(Exercise):
Tally all lines containing the word "footer". Give the number alone.
○ ○ ○
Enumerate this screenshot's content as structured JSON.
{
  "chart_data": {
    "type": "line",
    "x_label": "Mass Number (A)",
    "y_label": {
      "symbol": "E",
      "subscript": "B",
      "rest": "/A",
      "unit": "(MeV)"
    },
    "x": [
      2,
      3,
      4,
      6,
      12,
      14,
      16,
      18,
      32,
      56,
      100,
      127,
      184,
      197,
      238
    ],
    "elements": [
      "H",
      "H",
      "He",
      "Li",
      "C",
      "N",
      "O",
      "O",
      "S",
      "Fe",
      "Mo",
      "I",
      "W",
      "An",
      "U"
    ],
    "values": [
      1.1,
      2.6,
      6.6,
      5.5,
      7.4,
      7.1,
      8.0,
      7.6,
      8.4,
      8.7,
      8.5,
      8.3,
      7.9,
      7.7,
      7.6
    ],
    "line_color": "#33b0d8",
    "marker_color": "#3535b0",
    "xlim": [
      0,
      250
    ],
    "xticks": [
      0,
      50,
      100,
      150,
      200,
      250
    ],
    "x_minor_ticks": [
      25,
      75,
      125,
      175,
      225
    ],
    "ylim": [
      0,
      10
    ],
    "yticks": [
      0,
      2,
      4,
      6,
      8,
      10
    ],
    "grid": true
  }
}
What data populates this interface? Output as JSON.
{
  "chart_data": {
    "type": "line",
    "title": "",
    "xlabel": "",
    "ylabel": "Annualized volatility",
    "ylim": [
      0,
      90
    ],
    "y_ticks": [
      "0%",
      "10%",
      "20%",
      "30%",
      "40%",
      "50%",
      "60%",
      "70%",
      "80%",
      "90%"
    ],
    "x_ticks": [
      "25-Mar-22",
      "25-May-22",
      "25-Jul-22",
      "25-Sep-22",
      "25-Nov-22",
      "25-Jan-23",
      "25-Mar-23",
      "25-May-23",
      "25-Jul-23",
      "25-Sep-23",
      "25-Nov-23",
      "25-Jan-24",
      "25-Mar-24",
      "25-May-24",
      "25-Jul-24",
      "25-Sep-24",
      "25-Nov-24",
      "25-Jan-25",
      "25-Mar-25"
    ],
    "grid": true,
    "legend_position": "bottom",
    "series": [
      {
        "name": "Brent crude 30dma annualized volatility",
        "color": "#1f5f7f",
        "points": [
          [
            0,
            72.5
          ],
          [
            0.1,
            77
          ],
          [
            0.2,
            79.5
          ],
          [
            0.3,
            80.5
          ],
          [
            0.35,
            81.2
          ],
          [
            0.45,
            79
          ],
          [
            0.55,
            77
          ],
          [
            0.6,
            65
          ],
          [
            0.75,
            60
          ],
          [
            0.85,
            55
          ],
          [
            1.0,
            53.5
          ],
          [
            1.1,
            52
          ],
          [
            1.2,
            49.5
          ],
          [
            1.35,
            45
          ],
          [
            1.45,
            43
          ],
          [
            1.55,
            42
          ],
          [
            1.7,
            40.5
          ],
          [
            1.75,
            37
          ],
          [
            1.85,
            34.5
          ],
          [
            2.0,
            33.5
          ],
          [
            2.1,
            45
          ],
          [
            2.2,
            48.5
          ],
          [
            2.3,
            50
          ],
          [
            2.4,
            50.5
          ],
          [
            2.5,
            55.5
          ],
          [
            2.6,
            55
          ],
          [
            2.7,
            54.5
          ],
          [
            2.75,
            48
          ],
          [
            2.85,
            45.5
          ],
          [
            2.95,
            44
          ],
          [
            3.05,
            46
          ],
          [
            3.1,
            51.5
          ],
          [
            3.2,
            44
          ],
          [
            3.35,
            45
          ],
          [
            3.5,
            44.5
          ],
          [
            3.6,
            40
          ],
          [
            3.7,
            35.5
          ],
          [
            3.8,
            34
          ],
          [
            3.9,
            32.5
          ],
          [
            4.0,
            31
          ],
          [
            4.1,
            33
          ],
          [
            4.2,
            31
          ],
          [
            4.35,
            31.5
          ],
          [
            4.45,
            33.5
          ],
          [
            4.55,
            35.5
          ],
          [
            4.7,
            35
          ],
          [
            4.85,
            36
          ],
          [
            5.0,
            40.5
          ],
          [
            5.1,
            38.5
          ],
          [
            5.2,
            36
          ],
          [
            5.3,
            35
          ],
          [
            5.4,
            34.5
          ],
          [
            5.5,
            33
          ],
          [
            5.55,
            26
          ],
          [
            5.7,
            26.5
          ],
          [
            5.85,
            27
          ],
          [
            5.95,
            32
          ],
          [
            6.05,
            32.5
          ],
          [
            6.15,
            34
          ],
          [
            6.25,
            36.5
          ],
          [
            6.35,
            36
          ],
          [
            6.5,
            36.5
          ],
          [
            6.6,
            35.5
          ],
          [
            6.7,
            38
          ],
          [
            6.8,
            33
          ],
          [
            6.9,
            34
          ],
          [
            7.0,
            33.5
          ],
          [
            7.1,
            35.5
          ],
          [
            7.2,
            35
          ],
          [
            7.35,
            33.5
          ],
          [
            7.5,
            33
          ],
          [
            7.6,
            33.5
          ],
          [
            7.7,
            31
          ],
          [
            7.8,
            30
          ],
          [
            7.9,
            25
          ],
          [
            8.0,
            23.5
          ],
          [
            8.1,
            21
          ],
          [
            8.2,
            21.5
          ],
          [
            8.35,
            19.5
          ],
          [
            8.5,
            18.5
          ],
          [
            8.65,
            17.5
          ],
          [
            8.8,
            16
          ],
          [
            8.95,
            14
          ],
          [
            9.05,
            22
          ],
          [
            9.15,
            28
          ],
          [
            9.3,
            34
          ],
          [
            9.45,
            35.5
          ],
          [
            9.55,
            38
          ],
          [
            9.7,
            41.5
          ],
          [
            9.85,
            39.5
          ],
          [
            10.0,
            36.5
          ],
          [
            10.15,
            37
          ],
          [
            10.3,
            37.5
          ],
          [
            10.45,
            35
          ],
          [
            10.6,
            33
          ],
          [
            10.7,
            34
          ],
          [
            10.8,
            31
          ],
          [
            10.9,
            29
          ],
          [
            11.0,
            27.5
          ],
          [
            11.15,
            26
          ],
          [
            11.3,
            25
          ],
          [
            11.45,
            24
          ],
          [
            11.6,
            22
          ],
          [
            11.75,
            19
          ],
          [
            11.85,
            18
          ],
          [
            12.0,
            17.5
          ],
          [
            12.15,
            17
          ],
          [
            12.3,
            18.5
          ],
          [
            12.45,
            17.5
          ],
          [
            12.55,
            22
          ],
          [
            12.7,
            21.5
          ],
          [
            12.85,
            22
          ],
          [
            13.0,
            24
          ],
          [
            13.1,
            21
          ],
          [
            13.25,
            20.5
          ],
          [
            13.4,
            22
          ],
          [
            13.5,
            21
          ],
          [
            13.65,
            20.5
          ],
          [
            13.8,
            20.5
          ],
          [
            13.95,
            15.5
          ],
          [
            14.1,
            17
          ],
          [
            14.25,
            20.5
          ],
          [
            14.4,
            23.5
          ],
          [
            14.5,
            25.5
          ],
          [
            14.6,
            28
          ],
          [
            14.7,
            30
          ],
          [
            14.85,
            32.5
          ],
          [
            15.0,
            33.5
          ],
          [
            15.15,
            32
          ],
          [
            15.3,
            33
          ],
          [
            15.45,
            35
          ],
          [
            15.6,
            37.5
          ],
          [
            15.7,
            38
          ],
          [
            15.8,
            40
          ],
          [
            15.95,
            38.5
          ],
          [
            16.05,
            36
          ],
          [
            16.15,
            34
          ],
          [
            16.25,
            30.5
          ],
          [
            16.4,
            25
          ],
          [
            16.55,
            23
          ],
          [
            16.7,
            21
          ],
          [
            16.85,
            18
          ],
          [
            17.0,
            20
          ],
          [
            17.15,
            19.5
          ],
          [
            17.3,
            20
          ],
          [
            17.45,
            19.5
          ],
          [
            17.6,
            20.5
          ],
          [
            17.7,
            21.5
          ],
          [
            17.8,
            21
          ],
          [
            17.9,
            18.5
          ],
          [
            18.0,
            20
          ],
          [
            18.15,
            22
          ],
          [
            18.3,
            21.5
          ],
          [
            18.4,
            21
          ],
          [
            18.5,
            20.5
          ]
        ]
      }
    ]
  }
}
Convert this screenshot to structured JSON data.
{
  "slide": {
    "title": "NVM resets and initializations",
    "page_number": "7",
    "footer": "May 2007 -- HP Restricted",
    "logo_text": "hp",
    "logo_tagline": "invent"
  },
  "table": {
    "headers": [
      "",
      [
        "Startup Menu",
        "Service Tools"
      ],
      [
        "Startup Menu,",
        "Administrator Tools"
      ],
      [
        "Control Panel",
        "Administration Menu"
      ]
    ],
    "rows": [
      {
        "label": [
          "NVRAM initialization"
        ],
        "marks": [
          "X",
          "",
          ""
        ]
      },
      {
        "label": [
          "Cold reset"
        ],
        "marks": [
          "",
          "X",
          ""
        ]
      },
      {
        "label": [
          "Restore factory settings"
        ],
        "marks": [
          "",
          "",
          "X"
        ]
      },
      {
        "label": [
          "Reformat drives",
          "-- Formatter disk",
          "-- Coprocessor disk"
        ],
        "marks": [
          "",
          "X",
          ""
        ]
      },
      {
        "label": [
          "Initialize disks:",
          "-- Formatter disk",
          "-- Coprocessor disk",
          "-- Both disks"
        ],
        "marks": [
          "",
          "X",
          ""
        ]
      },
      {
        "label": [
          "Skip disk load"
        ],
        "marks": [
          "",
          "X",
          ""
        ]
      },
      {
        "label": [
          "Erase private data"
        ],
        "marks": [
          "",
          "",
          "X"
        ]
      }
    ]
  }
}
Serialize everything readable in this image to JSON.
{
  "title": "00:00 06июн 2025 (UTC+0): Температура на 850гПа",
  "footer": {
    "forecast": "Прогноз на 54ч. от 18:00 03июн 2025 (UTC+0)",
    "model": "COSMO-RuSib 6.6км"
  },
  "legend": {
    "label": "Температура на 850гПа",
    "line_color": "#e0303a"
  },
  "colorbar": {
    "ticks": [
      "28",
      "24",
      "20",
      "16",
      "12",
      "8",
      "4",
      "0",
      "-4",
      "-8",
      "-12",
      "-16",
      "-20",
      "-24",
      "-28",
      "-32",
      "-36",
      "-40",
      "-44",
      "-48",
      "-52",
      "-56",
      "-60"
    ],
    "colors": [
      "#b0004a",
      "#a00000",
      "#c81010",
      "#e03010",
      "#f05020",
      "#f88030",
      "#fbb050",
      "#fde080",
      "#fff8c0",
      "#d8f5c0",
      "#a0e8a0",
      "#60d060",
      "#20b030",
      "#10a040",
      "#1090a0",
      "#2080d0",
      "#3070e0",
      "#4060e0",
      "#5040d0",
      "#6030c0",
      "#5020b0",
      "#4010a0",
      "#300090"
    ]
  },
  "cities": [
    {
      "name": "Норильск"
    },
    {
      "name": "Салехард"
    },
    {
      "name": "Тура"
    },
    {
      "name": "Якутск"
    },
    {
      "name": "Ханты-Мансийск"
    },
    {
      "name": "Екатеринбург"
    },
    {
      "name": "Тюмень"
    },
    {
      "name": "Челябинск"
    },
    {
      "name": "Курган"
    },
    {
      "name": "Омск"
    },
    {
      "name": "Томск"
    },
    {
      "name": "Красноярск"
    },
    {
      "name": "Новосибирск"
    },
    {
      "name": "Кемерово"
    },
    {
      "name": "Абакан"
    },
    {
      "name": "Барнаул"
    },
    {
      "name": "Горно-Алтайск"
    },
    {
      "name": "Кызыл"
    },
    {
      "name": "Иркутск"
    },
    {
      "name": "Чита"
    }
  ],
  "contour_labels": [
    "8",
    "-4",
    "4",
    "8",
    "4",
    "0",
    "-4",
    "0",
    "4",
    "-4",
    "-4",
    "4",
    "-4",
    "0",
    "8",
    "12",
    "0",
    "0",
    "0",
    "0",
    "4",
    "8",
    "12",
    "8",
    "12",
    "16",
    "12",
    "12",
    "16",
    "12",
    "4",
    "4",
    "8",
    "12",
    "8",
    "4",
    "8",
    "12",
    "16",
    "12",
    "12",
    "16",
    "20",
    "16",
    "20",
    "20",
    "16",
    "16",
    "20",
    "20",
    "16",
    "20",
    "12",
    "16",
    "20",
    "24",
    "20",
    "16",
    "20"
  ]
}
○ ○ ○
(Problem solution):
2